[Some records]
■ ■ ■ ■ ■ ■ ■

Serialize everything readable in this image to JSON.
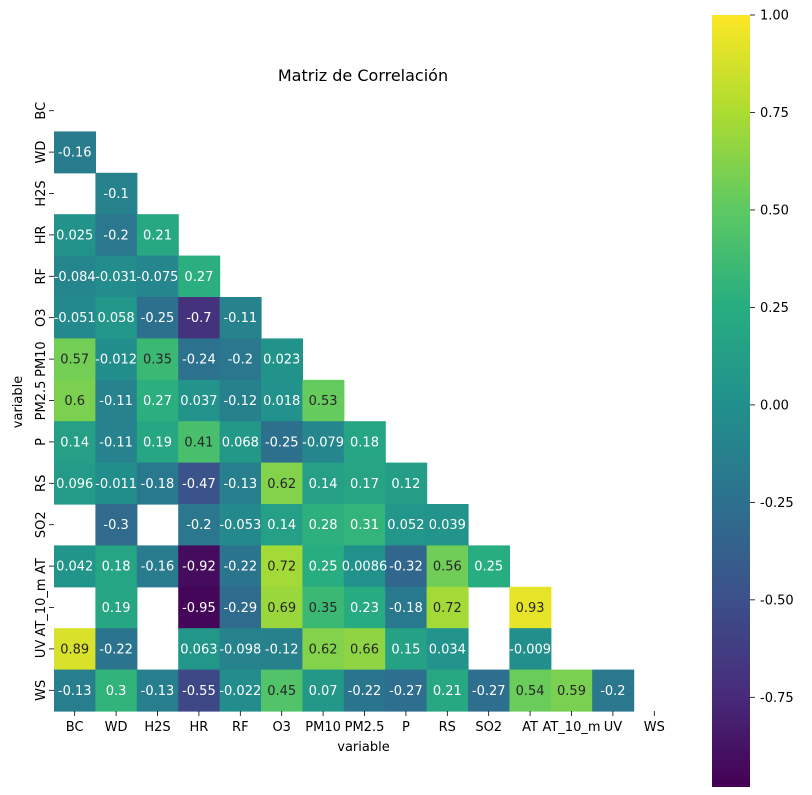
{
  "chart_data": {
    "type": "heatmap",
    "title": "Matriz de Correlación",
    "xlabel": "variable",
    "ylabel": "variable",
    "x": [
      "BC",
      "WD",
      "H2S",
      "HR",
      "RF",
      "O3",
      "PM10",
      "PM2.5",
      "P",
      "RS",
      "SO2",
      "AT",
      "AT_10_m",
      "UV",
      "WS"
    ],
    "y": [
      "BC",
      "WD",
      "H2S",
      "HR",
      "RF",
      "O3",
      "PM10",
      "PM2.5",
      "P",
      "RS",
      "SO2",
      "AT",
      "AT_10_m",
      "UV",
      "WS"
    ],
    "colormap": "viridis",
    "vmin": -0.98,
    "vmax": 1.0,
    "colorbar_ticks": [
      "1.00",
      "0.75",
      "0.50",
      "0.25",
      "0.00",
      "-0.25",
      "-0.50",
      "-0.75"
    ],
    "mask": "upper-triangle-and-diagonal",
    "cells": [
      [
        null,
        null,
        null,
        null,
        null,
        null,
        null,
        null,
        null,
        null,
        null,
        null,
        null,
        null,
        null
      ],
      [
        "-0.16",
        null,
        null,
        null,
        null,
        null,
        null,
        null,
        null,
        null,
        null,
        null,
        null,
        null,
        null
      ],
      [
        null,
        "-0.1",
        null,
        null,
        null,
        null,
        null,
        null,
        null,
        null,
        null,
        null,
        null,
        null,
        null
      ],
      [
        "0.025",
        "-0.2",
        "0.21",
        null,
        null,
        null,
        null,
        null,
        null,
        null,
        null,
        null,
        null,
        null,
        null
      ],
      [
        "-0.084",
        "-0.031",
        "-0.075",
        "0.27",
        null,
        null,
        null,
        null,
        null,
        null,
        null,
        null,
        null,
        null,
        null
      ],
      [
        "-0.051",
        "0.058",
        "-0.25",
        "-0.7",
        "-0.11",
        null,
        null,
        null,
        null,
        null,
        null,
        null,
        null,
        null,
        null
      ],
      [
        "0.57",
        "-0.012",
        "0.35",
        "-0.24",
        "-0.2",
        "0.023",
        null,
        null,
        null,
        null,
        null,
        null,
        null,
        null,
        null
      ],
      [
        "0.6",
        "-0.11",
        "0.27",
        "0.037",
        "-0.12",
        "0.018",
        "0.53",
        null,
        null,
        null,
        null,
        null,
        null,
        null,
        null
      ],
      [
        "0.14",
        "-0.11",
        "0.19",
        "0.41",
        "0.068",
        "-0.25",
        "-0.079",
        "0.18",
        null,
        null,
        null,
        null,
        null,
        null,
        null
      ],
      [
        "0.096",
        "-0.011",
        "-0.18",
        "-0.47",
        "-0.13",
        "0.62",
        "0.14",
        "0.17",
        "0.12",
        null,
        null,
        null,
        null,
        null,
        null
      ],
      [
        null,
        "-0.3",
        null,
        "-0.2",
        "-0.053",
        "0.14",
        "0.28",
        "0.31",
        "0.052",
        "0.039",
        null,
        null,
        null,
        null,
        null
      ],
      [
        "0.042",
        "0.18",
        "-0.16",
        "-0.92",
        "-0.22",
        "0.72",
        "0.25",
        "0.0086",
        "-0.32",
        "0.56",
        "0.25",
        null,
        null,
        null,
        null
      ],
      [
        null,
        "0.19",
        null,
        "-0.95",
        "-0.29",
        "0.69",
        "0.35",
        "0.23",
        "-0.18",
        "0.72",
        null,
        "0.93",
        null,
        null,
        null
      ],
      [
        "0.89",
        "-0.22",
        null,
        "0.063",
        "-0.098",
        "-0.12",
        "0.62",
        "0.66",
        "0.15",
        "0.034",
        null,
        "-0.009",
        null,
        null,
        null
      ],
      [
        "-0.13",
        "0.3",
        "-0.13",
        "-0.55",
        "-0.022",
        "0.45",
        "0.07",
        "-0.22",
        "-0.27",
        "0.21",
        "-0.27",
        "0.54",
        "0.59",
        "-0.2",
        null
      ]
    ]
  }
}
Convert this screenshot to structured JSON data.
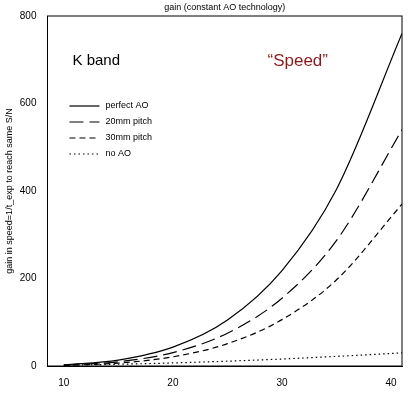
{
  "chart_data": {
    "type": "line",
    "title": "gain (constant AO technology)",
    "y_label": "gain in speed=1/t_exp to reach same S/N",
    "annotations": [
      {
        "text": "K band",
        "color": "#000000"
      },
      {
        "text": "“Speed”",
        "color": "#8b1a1a"
      }
    ],
    "x": [
      10,
      15,
      20,
      25,
      30,
      35,
      41
    ],
    "series": [
      {
        "name": "perfect AO",
        "color": "#000000",
        "line_style": "solid",
        "values": [
          2.7,
          13.6,
          43,
          105,
          218,
          404,
          760
        ]
      },
      {
        "name": "20mm pitch",
        "color": "#000000",
        "line_style": "longdash",
        "values": [
          1.9,
          9.7,
          30.6,
          75,
          155,
          287,
          540
        ]
      },
      {
        "name": "30mm pitch",
        "color": "#000000",
        "line_style": "dashed",
        "values": [
          1.3,
          6.6,
          21,
          51,
          106,
          197,
          370
        ]
      },
      {
        "name": "no AO",
        "color": "#000000",
        "line_style": "dotted",
        "values": [
          1.8,
          4,
          7,
          11,
          16,
          22,
          30
        ]
      }
    ],
    "xlim": [
      8.5,
      41
    ],
    "xticks": [
      10,
      20,
      30,
      40
    ],
    "ylim": [
      0,
      800
    ],
    "yticks": [
      0,
      200,
      400,
      600,
      800
    ],
    "legend": "upper left",
    "grid": false
  }
}
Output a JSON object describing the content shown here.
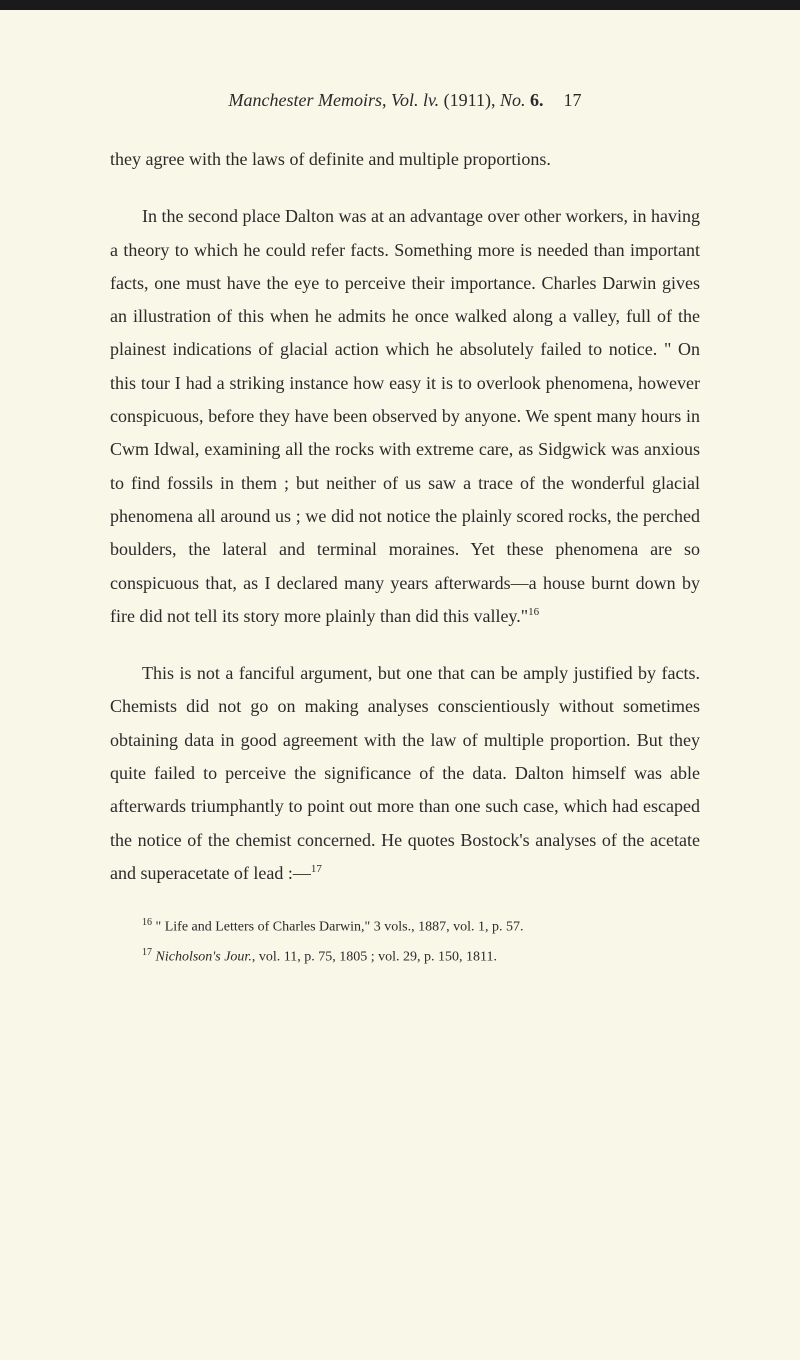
{
  "header": {
    "journal_title": "Manchester Memoirs",
    "volume": "Vol. lv.",
    "year": "(1911),",
    "issue": "No.",
    "issue_number": "6.",
    "page_number": "17"
  },
  "paragraphs": {
    "p1": "they agree with the laws of definite and multiple proportions.",
    "p2_part1": "In the second place Dalton was at an advantage over other workers, in having a theory to which he could refer facts. Something more is needed than important facts, one must have the eye to perceive their importance. Charles Darwin gives an illustration of this when he admits he once walked along a valley, full of the plainest indications of glacial action which he absolutely failed to notice. \" On this tour I had a striking instance how easy it is to overlook phenomena, however conspicuous, before they have been observed by anyone. We spent many hours in Cwm Idwal, examining all the rocks with extreme care, as Sidgwick was anxious to find fossils in them ; but neither of us saw a trace of the wonderful glacial phenomena all around us ; we did not notice the plainly scored rocks, the perched boulders, the lateral and terminal moraines. Yet these phenomena are so conspicuous that, as I declared many years afterwards—a house burnt down by fire did not tell its story more plainly than did this valley.\"",
    "p2_sup": "16",
    "p3_part1": "This is not a fanciful argument, but one that can be amply justified by facts. Chemists did not go on making analyses conscientiously without sometimes obtaining data in good agreement with the law of multiple proportion. But they quite failed to perceive the significance of the data. Dalton himself was able afterwards triumphantly to point out more than one such case, which had escaped the notice of the chemist concerned. He quotes Bostock's analyses of the acetate and superacetate of lead :—",
    "p3_sup": "17"
  },
  "footnotes": {
    "fn1_sup": "16",
    "fn1_text": " \" Life and Letters of Charles Darwin,\" 3 vols., 1887, vol. 1, p. 57.",
    "fn2_sup": "17",
    "fn2_italic": " Nicholson's Jour.",
    "fn2_text": ", vol. 11, p. 75, 1805 ; vol. 29, p. 150, 1811."
  },
  "colors": {
    "background": "#f8f7e8",
    "text": "#2a2a2a",
    "top_border": "#1a1a1a"
  },
  "typography": {
    "body_fontsize": 18,
    "footnote_fontsize": 14,
    "line_height": 1.85,
    "font_family": "Georgia, Times New Roman, serif"
  }
}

■ ■ ■ ■ ■ ■ ■

_Written exercise_
Go through the listing above and list every line that has the word "upper".

_Exercise solution_
    "mask": "upper-triangle-and-diagonal",
    "legend": "upper left",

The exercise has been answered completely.